-- Extracted information start --
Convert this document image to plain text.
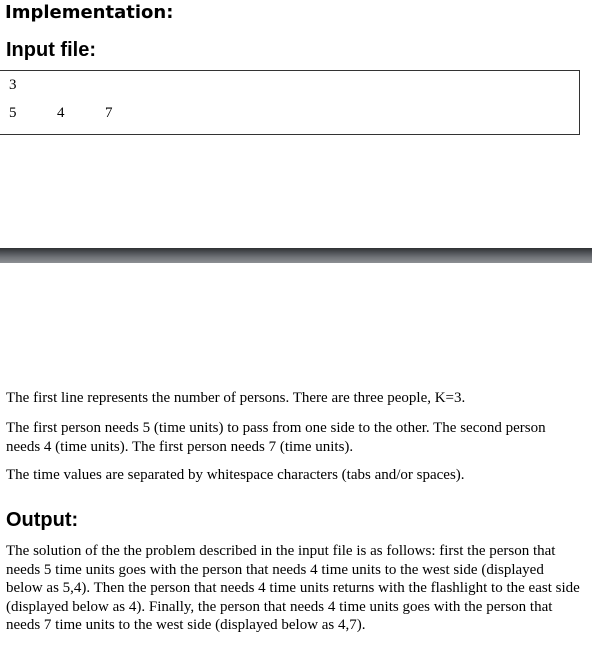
Implementation:
Input file:
3
5	4	7

The first line represents the number of persons. There are three people, K=3.

The first person needs 5 (time units) to pass from one side to the other. The second person needs 4 (time units). The first person needs 7 (time units).

The time values are separated by whitespace characters (tabs and/or spaces).

Output:

The solution of the the problem described in the input file is as follows: first the person that needs 5 time units goes with the person that needs 4 time units to the west side (displayed below as 5,4). Then the person that needs 4 time units returns with the flashlight to the east side (displayed below as 4). Finally, the person that needs 4 time units goes with the person that needs 7 time units to the west side (displayed below as 4,7).
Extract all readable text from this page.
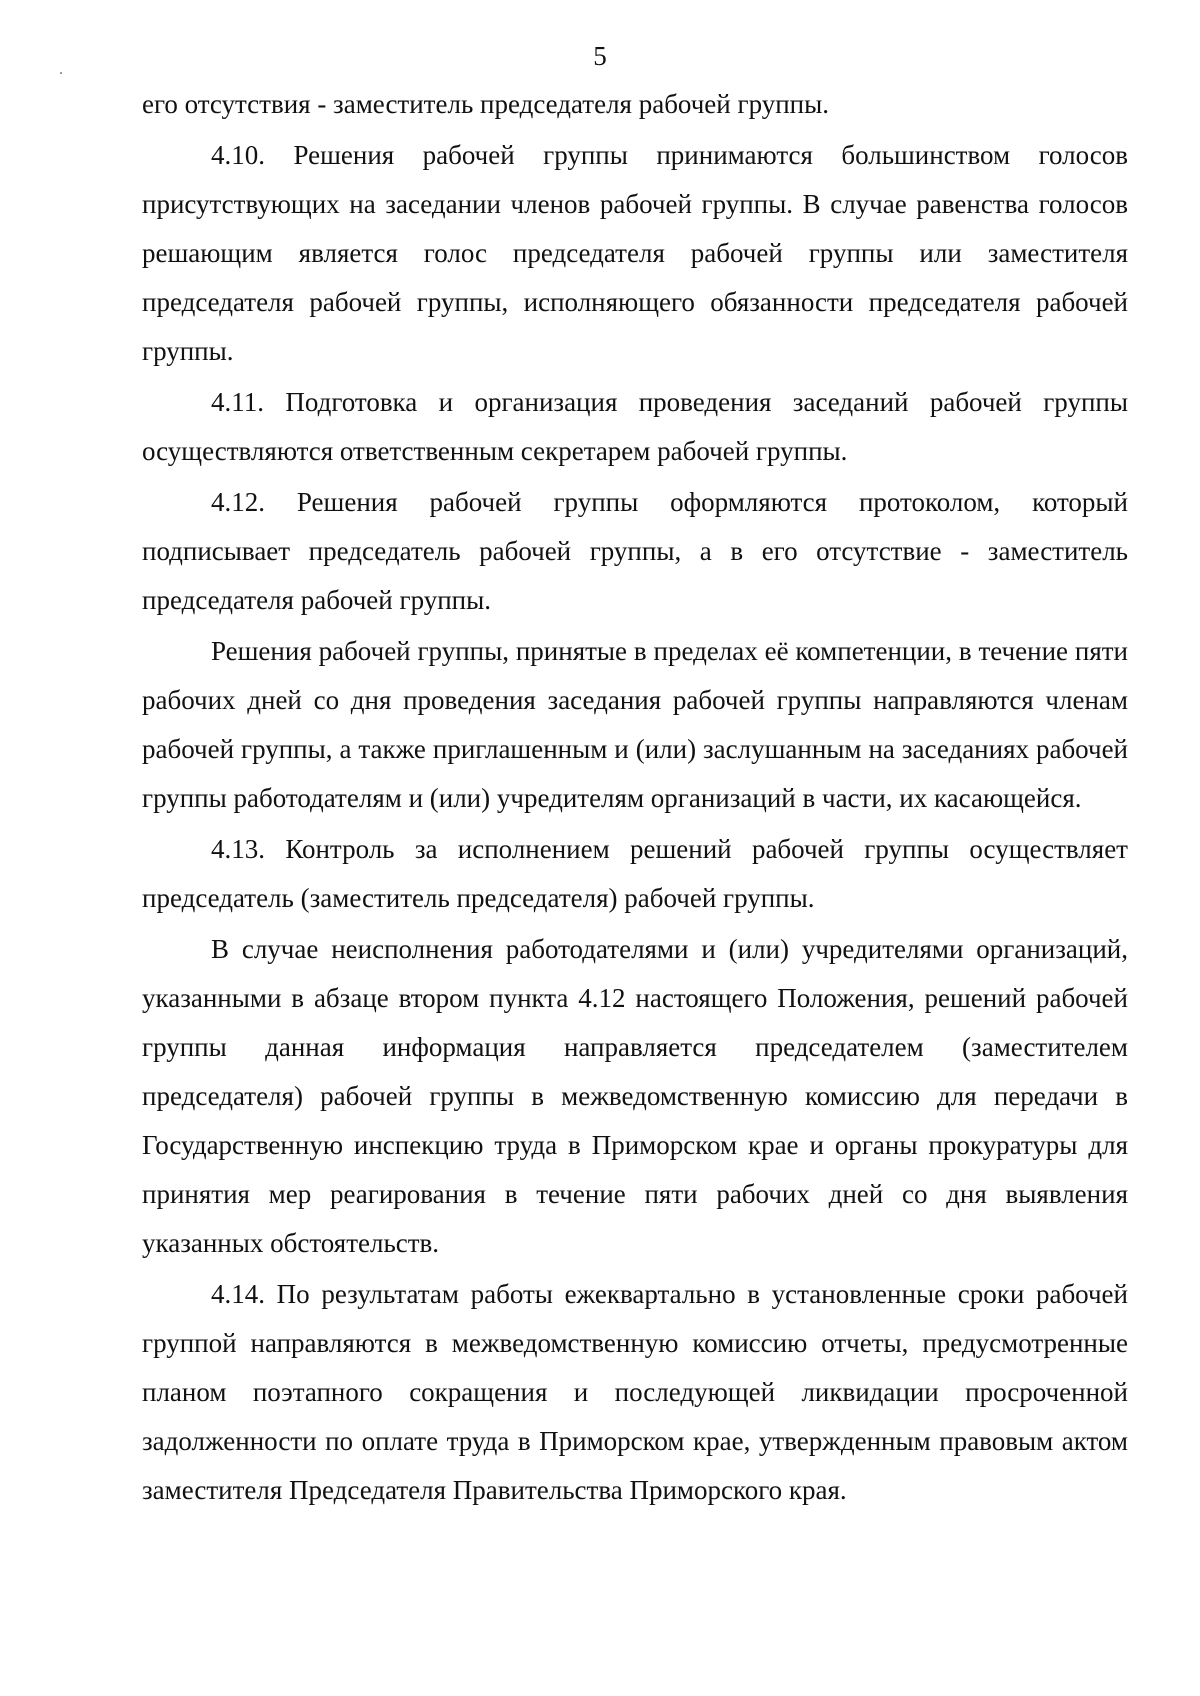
5

его отсутствия - заместитель председателя рабочей группы.

4.10. Решения рабочей группы принимаются большинством голосов присутствующих на заседании членов рабочей группы. В случае равенства голосов решающим является голос председателя рабочей группы или заместителя председателя рабочей группы, исполняющего обязанности председателя рабочей группы.

4.11. Подготовка и организация проведения заседаний рабочей группы осуществляются ответственным секретарем рабочей группы.

4.12. Решения рабочей группы оформляются протоколом, который подписывает председатель рабочей группы, а в его отсутствие - заместитель председателя рабочей группы.

Решения рабочей группы, принятые в пределах её компетенции, в течение пяти рабочих дней со дня проведения заседания рабочей группы направляются членам рабочей группы, а также приглашенным и (или) заслушанным на заседаниях рабочей группы работодателям и (или) учредителям организаций в части, их касающейся.

4.13. Контроль за исполнением решений рабочей группы осуществляет председатель (заместитель председателя) рабочей группы.

В случае неисполнения работодателями и (или) учредителями организаций, указанными в абзаце втором пункта 4.12 настоящего Положения, решений рабочей группы данная информация направляется председателем (заместителем председателя) рабочей группы в межведомственную комиссию для передачи в Государственную инспекцию труда в Приморском крае и органы прокуратуры для принятия мер реагирования в течение пяти рабочих дней со дня выявления указанных обстоятельств.

4.14. По результатам работы ежеквартально в установленные сроки рабочей группой направляются в межведомственную комиссию отчеты, предусмотренные планом поэтапного сокращения и последующей ликвидации просроченной задолженности по оплате труда в Приморском крае, утвержденным правовым актом заместителя Председателя Правительства Приморского края.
-- Extracted information end --
▶ _Written instruction_
Copy the whole listing above word for word but do not carry over the pictures.

▶ _Output for this task_
Convert this document image to plain text.
Implementation:
Input file:
3
5	4	7

The first line represents the number of persons. There are three people, K=3.

The first person needs 5 (time units) to pass from one side to the other. The second person needs 4 (time units). The first person needs 7 (time units).

The time values are separated by whitespace characters (tabs and/or spaces).

Output:

The solution of the the problem described in the input file is as follows: first the person that needs 5 time units goes with the person that needs 4 time units to the west side (displayed below as 5,4). Then the person that needs 4 time units returns with the flashlight to the east side (displayed below as 4). Finally, the person that needs 4 time units goes with the person that needs 7 time units to the west side (displayed below as 4,7).
Extract all readable text from this page.
5

его отсутствия - заместитель председателя рабочей группы.

4.10. Решения рабочей группы принимаются большинством голосов присутствующих на заседании членов рабочей группы. В случае равенства голосов решающим является голос председателя рабочей группы или заместителя председателя рабочей группы, исполняющего обязанности председателя рабочей группы.

4.11. Подготовка и организация проведения заседаний рабочей группы осуществляются ответственным секретарем рабочей группы.

4.12. Решения рабочей группы оформляются протоколом, который подписывает председатель рабочей группы, а в его отсутствие - заместитель председателя рабочей группы.

Решения рабочей группы, принятые в пределах её компетенции, в течение пяти рабочих дней со дня проведения заседания рабочей группы направляются членам рабочей группы, а также приглашенным и (или) заслушанным на заседаниях рабочей группы работодателям и (или) учредителям организаций в части, их касающейся.

4.13. Контроль за исполнением решений рабочей группы осуществляет председатель (заместитель председателя) рабочей группы.

В случае неисполнения работодателями и (или) учредителями организаций, указанными в абзаце втором пункта 4.12 настоящего Положения, решений рабочей группы данная информация направляется председателем (заместителем председателя) рабочей группы в межведомственную комиссию для передачи в Государственную инспекцию труда в Приморском крае и органы прокуратуры для принятия мер реагирования в течение пяти рабочих дней со дня выявления указанных обстоятельств.

4.14. По результатам работы ежеквартально в установленные сроки рабочей группой направляются в межведомственную комиссию отчеты, предусмотренные планом поэтапного сокращения и последующей ликвидации просроченной задолженности по оплате труда в Приморском крае, утвержденным правовым актом заместителя Председателя Правительства Приморского края.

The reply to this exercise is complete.